> **Collected data entries**:
------------------------------------------------------------------------
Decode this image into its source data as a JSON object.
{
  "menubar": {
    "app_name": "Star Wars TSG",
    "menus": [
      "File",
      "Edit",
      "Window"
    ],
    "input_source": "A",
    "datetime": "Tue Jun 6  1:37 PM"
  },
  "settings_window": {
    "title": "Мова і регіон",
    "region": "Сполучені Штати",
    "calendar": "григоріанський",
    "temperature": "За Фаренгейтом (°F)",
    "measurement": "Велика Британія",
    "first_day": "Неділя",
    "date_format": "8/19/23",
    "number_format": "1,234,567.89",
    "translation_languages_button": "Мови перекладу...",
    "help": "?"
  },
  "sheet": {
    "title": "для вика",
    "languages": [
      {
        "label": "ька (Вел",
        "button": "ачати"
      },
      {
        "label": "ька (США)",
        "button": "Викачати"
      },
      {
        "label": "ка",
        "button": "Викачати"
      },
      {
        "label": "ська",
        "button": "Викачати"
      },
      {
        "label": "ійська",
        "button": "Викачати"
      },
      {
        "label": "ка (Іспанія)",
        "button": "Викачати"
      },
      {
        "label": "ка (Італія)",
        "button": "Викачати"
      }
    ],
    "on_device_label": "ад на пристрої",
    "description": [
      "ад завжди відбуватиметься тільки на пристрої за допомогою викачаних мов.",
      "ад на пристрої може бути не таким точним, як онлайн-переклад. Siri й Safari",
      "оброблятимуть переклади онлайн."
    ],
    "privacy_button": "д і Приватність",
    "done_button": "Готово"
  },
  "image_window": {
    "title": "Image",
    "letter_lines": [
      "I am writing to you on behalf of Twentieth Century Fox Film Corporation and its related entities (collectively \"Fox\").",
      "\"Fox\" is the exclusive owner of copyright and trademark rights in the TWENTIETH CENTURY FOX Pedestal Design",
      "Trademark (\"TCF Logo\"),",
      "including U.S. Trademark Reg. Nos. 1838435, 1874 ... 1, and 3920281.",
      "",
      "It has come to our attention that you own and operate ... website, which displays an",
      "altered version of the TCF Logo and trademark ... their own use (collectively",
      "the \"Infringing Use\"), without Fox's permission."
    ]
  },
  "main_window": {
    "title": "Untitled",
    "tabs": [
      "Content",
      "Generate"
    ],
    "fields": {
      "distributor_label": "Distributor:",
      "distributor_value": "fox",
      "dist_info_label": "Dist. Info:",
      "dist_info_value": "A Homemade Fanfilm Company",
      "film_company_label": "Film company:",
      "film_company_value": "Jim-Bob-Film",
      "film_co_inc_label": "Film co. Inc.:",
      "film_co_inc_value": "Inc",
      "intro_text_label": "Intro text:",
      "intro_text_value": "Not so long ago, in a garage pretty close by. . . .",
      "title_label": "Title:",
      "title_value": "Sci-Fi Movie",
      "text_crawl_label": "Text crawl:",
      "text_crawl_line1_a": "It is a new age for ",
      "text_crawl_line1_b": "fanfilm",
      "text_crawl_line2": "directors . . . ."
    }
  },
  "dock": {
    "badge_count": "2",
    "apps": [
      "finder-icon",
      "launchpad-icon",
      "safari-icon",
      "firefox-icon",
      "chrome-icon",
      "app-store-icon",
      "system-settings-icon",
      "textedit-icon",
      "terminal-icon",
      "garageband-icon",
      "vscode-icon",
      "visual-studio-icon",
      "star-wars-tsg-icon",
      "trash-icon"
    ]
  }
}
------------------------------------------------------------------------
> **Work to do**: Extract each line from the listing above, please, and repeat it exactly.

> **Correct response**:
Decode this image into its source data as a JSON object.
{
  "menubar": {
    "app_name": "Star Wars TSG",
    "menus": [
      "File",
      "Edit",
      "Window"
    ],
    "input_source": "A",
    "datetime": "Tue Jun 6  1:37 PM"
  },
  "settings_window": {
    "title": "Мова і регіон",
    "region": "Сполучені Штати",
    "calendar": "григоріанський",
    "temperature": "За Фаренгейтом (°F)",
    "measurement": "Велика Британія",
    "first_day": "Неділя",
    "date_format": "8/19/23",
    "number_format": "1,234,567.89",
    "translation_languages_button": "Мови перекладу...",
    "help": "?"
  },
  "sheet": {
    "title": "для вика",
    "languages": [
      {
        "label": "ька (Вел",
        "button": "ачати"
      },
      {
        "label": "ька (США)",
        "button": "Викачати"
      },
      {
        "label": "ка",
        "button": "Викачати"
      },
      {
        "label": "ська",
        "button": "Викачати"
      },
      {
        "label": "ійська",
        "button": "Викачати"
      },
      {
        "label": "ка (Іспанія)",
        "button": "Викачати"
      },
      {
        "label": "ка (Італія)",
        "button": "Викачати"
      }
    ],
    "on_device_label": "ад на пристрої",
    "description": [
      "ад завжди відбуватиметься тільки на пристрої за допомогою викачаних мов.",
      "ад на пристрої може бути не таким точним, як онлайн-переклад. Siri й Safari",
      "оброблятимуть переклади онлайн."
    ],
    "privacy_button": "д і Приватність",
    "done_button": "Готово"
  },
  "image_window": {
    "title": "Image",
    "letter_lines": [
      "I am writing to you on behalf of Twentieth Century Fox Film Corporation and its related entities (collectively \"Fox\").",
      "\"Fox\" is the exclusive owner of copyright and trademark rights in the TWENTIETH CENTURY FOX Pedestal Design",
      "Trademark (\"TCF Logo\"),",
      "including U.S. Trademark Reg. Nos. 1838435, 1874 ... 1, and 3920281.",
      "",
      "It has come to our attention that you own and operate ... website, which displays an",
      "altered version of the TCF Logo and trademark ... their own use (collectively",
      "the \"Infringing Use\"), without Fox's permission."
    ]
  },
  "main_window": {
    "title": "Untitled",
    "tabs": [
      "Content",
      "Generate"
    ],
    "fields": {
      "distributor_label": "Distributor:",
      "distributor_value": "fox",
      "dist_info_label": "Dist. Info:",
      "dist_info_value": "A Homemade Fanfilm Company",
      "film_company_label": "Film company:",
      "film_company_value": "Jim-Bob-Film",
      "film_co_inc_label": "Film co. Inc.:",
      "film_co_inc_value": "Inc",
      "intro_text_label": "Intro text:",
      "intro_text_value": "Not so long ago, in a garage pretty close by. . . .",
      "title_label": "Title:",
      "title_value": "Sci-Fi Movie",
      "text_crawl_label": "Text crawl:",
      "text_crawl_line1_a": "It is a new age for ",
      "text_crawl_line1_b": "fanfilm",
      "text_crawl_line2": "directors . . . ."
    }
  },
  "dock": {
    "badge_count": "2",
    "apps": [
      "finder-icon",
      "launchpad-icon",
      "safari-icon",
      "firefox-icon",
      "chrome-icon",
      "app-store-icon",
      "system-settings-icon",
      "textedit-icon",
      "terminal-icon",
      "garageband-icon",
      "vscode-icon",
      "visual-studio-icon",
      "star-wars-tsg-icon",
      "trash-icon"
    ]
  }
}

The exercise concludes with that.